Request - Scan the data beneath this task and copy each line that includes "JSON".

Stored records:
----
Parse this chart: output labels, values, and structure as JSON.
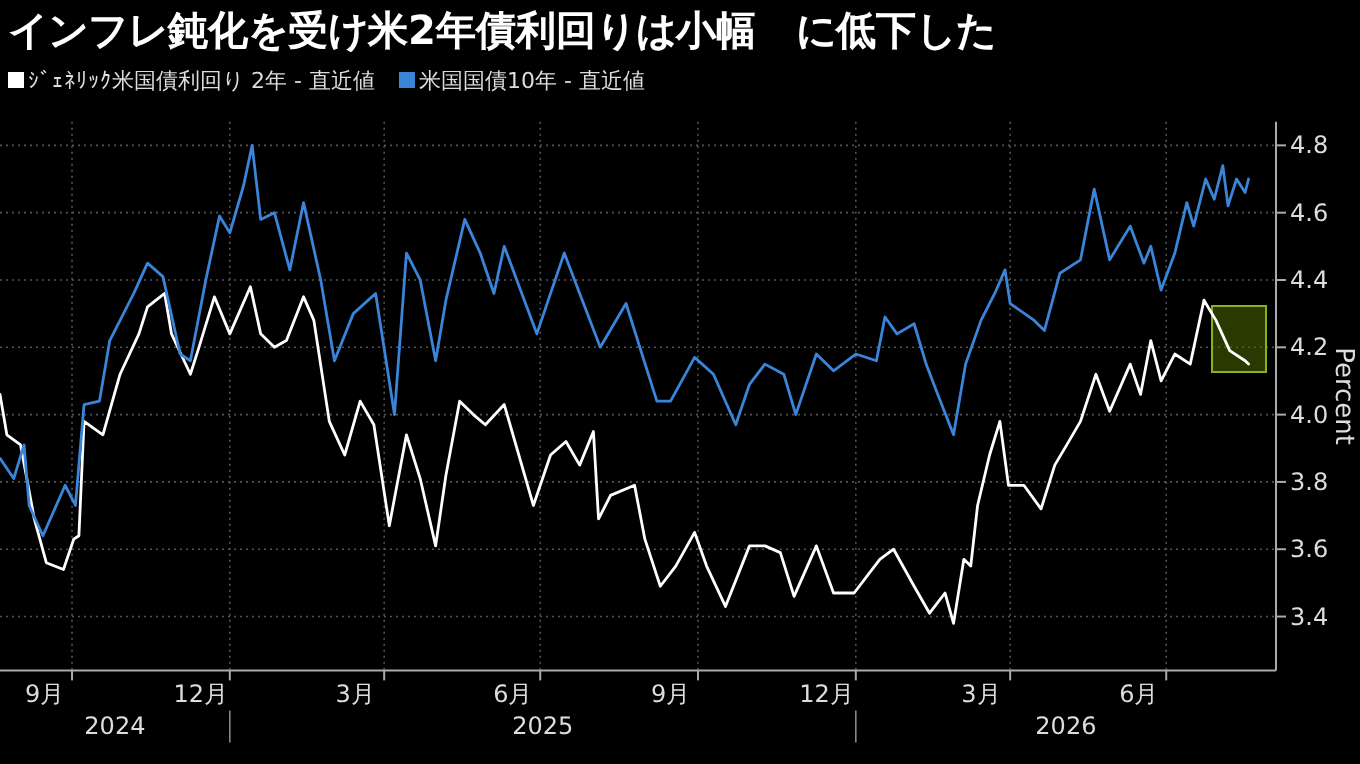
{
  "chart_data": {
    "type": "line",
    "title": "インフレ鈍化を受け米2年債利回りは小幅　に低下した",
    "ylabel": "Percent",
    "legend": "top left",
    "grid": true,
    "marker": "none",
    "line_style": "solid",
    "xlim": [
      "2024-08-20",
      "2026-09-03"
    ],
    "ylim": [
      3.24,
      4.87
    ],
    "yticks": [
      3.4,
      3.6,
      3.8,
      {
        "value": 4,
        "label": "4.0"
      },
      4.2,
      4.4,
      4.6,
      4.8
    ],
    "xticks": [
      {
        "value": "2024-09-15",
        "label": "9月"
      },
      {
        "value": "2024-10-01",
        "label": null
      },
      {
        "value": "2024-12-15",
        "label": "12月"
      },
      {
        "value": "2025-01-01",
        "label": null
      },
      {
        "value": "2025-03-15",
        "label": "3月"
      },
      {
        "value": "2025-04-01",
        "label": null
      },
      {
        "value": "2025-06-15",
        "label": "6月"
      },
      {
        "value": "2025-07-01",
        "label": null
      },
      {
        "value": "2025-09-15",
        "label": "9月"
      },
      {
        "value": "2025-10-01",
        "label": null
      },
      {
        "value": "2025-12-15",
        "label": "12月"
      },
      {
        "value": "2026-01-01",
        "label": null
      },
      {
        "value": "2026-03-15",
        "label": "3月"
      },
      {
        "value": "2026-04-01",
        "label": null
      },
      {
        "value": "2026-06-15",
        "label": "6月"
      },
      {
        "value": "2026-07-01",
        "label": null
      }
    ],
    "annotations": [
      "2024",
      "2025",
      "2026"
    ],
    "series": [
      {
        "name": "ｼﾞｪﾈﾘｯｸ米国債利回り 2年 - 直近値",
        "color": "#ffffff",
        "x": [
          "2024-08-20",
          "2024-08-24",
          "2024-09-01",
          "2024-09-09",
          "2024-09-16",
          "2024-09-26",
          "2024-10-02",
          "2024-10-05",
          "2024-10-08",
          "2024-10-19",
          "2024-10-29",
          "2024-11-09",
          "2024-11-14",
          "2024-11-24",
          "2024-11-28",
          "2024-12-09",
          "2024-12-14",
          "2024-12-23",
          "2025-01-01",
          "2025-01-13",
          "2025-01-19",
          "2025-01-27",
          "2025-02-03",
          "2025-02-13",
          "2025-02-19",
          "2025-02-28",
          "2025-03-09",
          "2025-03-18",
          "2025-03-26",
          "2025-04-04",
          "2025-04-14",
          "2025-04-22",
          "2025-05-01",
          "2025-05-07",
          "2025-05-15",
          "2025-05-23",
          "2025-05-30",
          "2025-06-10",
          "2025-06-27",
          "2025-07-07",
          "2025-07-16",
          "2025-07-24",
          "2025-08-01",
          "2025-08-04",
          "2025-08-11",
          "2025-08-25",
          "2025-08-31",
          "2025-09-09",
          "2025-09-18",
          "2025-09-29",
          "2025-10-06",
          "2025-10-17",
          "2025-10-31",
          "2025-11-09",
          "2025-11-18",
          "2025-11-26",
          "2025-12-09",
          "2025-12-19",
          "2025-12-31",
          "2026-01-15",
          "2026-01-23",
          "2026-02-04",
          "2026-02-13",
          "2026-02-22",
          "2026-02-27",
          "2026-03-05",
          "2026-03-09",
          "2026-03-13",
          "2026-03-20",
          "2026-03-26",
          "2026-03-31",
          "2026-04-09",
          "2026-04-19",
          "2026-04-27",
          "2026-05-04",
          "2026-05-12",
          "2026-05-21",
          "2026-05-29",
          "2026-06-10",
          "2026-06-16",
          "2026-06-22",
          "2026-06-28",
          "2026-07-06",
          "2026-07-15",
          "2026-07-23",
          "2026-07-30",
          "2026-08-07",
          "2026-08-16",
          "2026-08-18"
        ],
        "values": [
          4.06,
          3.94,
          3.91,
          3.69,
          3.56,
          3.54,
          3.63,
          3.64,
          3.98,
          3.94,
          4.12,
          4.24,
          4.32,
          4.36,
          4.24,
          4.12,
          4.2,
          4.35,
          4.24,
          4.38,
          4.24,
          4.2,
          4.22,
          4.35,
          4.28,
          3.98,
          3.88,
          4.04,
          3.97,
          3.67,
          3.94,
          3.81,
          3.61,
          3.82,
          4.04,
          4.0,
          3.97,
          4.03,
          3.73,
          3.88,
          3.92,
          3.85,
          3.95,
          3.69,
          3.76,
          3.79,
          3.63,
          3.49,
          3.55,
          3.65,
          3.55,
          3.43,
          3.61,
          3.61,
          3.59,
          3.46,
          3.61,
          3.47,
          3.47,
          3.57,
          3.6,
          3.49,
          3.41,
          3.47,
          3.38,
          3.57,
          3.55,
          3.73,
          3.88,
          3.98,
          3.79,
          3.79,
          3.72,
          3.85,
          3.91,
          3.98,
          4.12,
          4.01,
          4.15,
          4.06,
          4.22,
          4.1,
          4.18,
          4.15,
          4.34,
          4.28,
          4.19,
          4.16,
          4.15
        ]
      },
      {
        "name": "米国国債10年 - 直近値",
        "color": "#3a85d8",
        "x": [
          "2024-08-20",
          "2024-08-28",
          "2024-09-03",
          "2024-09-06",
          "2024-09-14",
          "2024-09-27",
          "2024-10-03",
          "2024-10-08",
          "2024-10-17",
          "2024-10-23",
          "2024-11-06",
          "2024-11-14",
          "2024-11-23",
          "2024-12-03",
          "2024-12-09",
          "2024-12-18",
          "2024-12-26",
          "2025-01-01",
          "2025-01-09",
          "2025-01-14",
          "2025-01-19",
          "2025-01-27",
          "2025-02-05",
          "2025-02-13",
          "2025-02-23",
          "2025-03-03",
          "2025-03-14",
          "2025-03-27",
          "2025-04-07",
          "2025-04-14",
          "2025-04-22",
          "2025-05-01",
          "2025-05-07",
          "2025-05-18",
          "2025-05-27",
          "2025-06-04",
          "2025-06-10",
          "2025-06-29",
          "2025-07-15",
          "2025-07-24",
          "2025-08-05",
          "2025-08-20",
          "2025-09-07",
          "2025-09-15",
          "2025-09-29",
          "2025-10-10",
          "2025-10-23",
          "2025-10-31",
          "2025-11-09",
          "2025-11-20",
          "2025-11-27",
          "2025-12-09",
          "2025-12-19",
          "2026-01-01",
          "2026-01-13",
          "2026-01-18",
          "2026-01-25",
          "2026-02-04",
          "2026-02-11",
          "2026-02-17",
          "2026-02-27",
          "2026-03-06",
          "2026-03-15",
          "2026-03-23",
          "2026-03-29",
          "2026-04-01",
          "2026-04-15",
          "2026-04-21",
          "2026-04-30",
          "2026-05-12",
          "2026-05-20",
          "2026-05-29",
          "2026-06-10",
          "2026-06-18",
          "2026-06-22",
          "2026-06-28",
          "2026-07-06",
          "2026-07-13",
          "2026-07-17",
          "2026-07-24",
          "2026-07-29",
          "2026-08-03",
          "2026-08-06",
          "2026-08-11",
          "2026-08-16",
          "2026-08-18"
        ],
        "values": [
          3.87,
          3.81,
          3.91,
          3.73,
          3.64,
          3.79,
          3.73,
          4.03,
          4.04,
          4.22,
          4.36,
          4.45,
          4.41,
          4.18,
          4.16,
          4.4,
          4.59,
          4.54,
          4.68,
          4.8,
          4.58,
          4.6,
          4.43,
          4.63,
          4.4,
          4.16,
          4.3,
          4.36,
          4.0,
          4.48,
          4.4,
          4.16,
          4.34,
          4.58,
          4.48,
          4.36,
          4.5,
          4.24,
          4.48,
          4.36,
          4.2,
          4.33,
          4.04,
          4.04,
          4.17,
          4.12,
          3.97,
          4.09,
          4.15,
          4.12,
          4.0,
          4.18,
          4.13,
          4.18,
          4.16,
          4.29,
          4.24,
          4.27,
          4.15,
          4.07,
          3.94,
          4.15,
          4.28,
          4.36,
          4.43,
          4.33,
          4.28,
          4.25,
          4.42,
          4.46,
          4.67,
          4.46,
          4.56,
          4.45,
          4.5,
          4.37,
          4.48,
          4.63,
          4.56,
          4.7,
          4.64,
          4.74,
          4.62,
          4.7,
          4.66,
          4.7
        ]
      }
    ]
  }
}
----
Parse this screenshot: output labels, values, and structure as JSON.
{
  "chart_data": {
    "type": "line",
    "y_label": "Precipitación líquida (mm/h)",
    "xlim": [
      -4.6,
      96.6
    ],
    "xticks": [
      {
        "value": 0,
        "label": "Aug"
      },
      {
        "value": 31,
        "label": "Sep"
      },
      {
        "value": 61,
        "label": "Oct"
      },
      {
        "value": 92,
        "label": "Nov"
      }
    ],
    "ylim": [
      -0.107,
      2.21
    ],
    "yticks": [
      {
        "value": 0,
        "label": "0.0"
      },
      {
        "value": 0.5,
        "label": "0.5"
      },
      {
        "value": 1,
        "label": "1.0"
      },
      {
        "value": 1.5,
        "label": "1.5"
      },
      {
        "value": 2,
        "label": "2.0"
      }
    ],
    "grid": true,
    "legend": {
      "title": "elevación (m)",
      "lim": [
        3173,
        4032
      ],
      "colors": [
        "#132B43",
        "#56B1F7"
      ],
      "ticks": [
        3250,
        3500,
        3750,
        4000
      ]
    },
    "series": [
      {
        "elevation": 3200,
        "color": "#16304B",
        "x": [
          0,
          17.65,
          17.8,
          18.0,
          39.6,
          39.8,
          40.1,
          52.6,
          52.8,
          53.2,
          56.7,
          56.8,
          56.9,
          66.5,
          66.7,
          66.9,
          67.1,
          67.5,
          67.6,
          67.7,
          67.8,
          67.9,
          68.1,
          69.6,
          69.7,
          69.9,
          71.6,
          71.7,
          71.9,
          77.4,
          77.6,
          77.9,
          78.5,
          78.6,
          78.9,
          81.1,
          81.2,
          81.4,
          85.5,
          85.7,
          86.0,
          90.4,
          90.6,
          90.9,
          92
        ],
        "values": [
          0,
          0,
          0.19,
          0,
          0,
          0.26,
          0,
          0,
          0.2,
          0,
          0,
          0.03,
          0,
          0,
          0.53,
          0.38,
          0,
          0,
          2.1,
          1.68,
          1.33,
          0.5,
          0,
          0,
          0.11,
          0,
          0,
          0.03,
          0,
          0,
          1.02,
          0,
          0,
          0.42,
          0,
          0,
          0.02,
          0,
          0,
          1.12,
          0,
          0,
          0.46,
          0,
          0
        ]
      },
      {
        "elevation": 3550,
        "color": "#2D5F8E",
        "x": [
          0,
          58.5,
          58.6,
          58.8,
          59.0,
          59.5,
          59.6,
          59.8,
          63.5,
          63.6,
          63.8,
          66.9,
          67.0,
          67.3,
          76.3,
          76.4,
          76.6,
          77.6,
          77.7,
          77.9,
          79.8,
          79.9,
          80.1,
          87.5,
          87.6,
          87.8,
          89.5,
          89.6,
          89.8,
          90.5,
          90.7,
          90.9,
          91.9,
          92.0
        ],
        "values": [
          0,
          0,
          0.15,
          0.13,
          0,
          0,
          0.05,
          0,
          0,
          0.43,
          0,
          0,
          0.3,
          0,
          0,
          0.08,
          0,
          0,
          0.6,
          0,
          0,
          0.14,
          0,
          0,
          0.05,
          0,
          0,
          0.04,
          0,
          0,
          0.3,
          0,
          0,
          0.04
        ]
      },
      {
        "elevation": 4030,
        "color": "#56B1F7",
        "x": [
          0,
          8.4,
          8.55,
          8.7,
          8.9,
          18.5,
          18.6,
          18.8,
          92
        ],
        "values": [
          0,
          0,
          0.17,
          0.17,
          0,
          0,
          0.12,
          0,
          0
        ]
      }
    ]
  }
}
----
Output below -
Parse this chart: output labels, values, and structure as JSON.
Parse this screenshot: output labels, values, and structure as JSON.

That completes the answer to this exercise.